Your goal
What is the number of lines in these entries that contain "frac"? State it alone.
[START Supplied material]
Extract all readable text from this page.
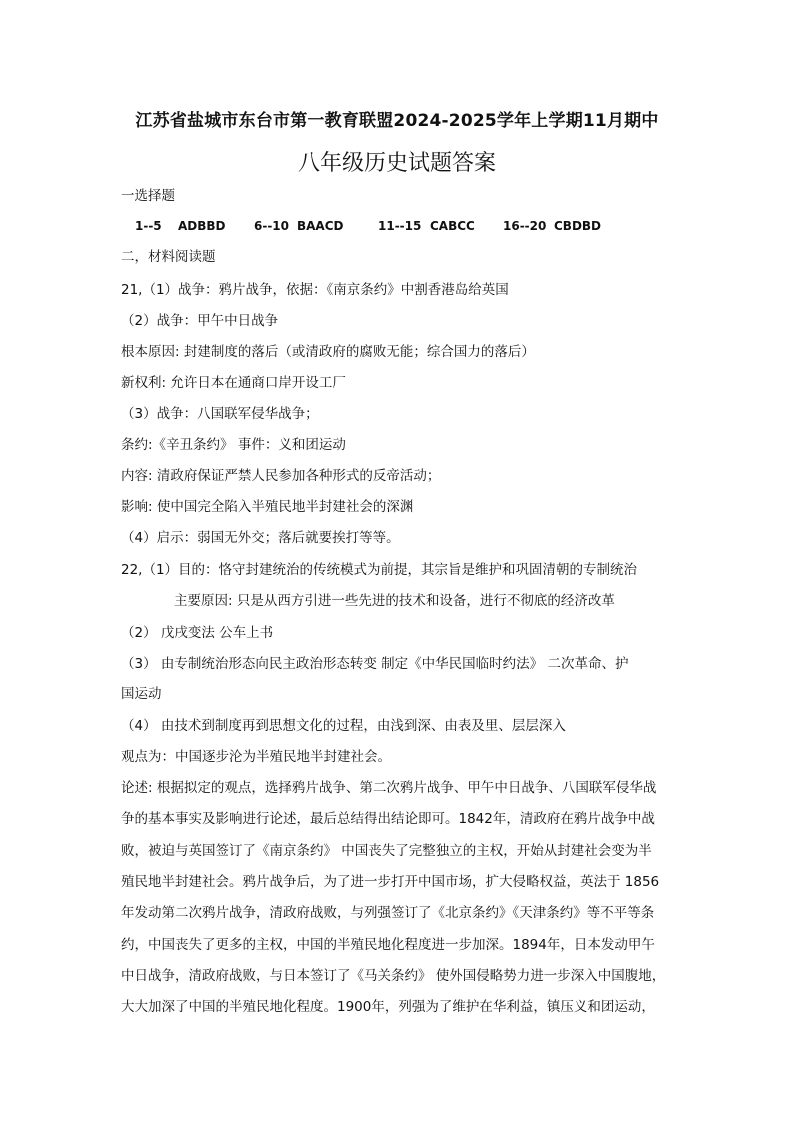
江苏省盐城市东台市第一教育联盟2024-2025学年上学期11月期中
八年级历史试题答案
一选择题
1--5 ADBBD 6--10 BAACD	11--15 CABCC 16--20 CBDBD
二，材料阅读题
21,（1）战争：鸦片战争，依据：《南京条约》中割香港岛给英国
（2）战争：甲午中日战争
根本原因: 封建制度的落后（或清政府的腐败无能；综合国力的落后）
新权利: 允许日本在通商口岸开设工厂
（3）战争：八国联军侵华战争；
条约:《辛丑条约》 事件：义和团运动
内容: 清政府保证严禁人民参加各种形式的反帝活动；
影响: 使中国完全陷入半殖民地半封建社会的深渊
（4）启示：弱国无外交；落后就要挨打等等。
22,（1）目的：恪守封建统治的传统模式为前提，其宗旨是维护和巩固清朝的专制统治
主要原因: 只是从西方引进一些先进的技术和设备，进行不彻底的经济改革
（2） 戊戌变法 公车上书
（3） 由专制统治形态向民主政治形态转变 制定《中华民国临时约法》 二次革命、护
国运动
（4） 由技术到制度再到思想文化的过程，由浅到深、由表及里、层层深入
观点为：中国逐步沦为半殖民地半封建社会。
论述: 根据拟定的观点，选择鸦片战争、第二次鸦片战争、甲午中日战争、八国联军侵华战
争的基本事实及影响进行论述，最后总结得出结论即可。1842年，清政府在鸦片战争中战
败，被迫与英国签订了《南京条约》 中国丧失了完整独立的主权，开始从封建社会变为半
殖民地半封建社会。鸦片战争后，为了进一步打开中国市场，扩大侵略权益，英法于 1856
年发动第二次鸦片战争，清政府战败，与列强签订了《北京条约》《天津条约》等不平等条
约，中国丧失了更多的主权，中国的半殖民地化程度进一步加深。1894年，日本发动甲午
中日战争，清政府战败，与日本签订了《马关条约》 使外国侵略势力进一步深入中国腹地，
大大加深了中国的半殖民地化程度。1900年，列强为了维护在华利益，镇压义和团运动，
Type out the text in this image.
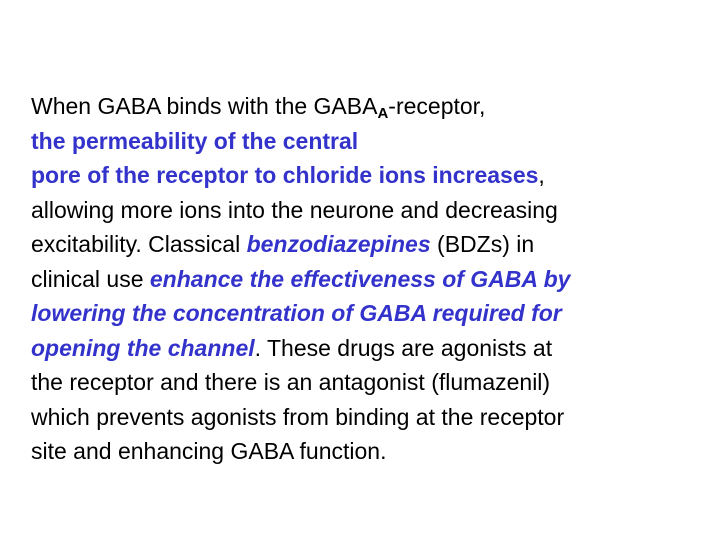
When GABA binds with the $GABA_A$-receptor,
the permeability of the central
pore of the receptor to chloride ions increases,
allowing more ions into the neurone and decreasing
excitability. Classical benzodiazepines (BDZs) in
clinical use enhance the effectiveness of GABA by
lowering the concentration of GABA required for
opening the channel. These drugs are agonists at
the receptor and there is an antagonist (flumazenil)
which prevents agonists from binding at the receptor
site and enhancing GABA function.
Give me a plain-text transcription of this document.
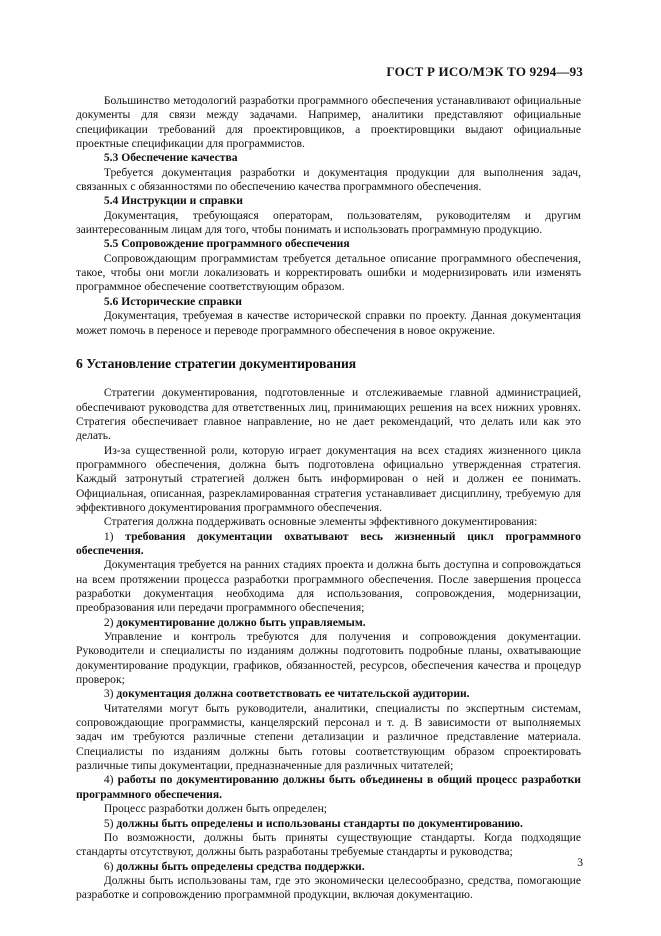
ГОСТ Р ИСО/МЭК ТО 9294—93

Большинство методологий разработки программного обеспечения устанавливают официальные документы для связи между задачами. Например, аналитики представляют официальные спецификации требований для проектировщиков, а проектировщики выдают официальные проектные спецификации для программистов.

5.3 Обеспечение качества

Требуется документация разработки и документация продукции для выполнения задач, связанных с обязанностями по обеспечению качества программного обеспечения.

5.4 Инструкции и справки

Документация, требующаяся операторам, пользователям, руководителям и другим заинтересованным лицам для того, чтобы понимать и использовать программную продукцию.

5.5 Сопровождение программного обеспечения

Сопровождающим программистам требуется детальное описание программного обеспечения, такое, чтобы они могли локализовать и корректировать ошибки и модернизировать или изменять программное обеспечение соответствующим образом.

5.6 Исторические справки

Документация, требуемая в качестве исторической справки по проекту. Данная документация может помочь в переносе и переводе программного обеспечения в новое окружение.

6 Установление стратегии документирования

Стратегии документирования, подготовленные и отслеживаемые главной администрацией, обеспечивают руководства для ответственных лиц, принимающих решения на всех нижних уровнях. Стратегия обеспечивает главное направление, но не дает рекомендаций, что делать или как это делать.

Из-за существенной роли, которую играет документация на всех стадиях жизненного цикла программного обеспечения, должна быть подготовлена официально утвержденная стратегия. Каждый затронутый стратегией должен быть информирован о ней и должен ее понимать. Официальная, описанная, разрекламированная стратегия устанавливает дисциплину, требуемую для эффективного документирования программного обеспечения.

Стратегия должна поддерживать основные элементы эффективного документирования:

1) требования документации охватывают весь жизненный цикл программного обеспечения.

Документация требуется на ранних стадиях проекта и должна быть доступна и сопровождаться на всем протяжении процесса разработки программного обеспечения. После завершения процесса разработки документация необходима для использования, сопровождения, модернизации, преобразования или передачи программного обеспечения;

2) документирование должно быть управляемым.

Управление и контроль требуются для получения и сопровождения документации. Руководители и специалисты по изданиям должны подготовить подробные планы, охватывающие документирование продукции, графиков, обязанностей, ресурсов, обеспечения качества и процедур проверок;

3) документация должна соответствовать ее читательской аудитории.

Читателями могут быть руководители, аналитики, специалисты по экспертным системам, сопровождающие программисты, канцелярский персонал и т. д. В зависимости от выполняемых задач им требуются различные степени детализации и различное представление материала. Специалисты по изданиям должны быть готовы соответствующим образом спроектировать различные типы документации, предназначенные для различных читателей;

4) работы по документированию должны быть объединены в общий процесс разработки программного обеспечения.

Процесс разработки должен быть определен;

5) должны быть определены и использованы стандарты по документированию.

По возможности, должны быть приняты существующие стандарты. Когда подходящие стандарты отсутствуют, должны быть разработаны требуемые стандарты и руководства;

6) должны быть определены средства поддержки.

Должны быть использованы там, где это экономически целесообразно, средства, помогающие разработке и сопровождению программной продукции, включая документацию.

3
[END Supplied material]
[START Supplied material]
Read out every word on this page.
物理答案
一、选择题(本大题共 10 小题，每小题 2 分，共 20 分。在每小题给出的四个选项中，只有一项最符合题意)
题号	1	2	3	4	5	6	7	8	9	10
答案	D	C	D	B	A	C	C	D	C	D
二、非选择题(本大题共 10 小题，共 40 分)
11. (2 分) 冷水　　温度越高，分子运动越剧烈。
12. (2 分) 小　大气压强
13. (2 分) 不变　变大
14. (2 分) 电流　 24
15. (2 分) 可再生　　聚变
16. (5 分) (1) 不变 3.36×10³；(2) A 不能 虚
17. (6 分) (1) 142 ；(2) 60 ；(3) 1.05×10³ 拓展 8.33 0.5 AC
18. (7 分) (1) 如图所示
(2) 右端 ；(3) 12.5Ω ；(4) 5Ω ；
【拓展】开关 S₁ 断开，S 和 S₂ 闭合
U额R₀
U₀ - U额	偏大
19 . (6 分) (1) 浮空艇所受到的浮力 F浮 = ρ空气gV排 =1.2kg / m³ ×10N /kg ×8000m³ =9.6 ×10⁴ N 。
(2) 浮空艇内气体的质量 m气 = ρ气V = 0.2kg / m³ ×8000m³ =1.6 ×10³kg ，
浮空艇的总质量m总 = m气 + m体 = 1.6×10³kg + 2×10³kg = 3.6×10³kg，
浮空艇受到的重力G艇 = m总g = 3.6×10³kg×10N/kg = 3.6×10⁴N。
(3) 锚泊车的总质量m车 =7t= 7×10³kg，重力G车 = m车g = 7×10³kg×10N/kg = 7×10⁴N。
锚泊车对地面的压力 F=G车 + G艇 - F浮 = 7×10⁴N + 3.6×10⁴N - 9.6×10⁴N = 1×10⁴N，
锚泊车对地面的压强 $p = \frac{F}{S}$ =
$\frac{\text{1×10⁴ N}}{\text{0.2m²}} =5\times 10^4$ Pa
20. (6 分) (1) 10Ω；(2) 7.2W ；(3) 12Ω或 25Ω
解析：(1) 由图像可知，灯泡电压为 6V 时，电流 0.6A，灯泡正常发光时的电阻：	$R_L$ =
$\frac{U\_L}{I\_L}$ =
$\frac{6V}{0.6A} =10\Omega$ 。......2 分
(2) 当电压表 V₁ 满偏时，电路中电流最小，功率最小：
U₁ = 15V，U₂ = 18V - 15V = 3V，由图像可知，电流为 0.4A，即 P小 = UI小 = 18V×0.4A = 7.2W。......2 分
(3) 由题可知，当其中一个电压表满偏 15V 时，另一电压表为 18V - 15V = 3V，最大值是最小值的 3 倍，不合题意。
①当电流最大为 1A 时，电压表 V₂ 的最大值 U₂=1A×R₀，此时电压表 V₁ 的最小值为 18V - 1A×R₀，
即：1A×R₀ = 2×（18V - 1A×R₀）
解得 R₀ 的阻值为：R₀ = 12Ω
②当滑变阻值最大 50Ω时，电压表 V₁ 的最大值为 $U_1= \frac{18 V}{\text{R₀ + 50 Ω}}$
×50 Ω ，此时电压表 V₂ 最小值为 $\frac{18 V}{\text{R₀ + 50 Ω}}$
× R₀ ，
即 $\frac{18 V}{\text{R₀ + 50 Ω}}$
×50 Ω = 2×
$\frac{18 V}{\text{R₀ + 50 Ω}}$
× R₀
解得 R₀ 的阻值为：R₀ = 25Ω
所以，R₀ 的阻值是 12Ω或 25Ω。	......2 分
[END Supplied material]
[START Supplied material]
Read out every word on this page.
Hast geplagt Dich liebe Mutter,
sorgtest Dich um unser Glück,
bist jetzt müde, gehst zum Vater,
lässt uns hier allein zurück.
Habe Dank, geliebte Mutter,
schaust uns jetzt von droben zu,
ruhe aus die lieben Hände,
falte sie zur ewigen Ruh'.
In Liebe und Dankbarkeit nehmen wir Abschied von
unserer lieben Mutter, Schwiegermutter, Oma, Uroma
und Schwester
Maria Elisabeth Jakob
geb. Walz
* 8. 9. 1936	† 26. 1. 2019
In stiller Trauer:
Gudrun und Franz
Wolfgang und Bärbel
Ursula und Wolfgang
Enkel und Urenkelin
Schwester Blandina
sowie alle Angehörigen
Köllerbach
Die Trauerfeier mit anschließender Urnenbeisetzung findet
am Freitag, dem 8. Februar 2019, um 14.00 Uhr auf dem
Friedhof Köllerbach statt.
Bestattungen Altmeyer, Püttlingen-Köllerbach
[END Supplied material]
Solution to this problem
8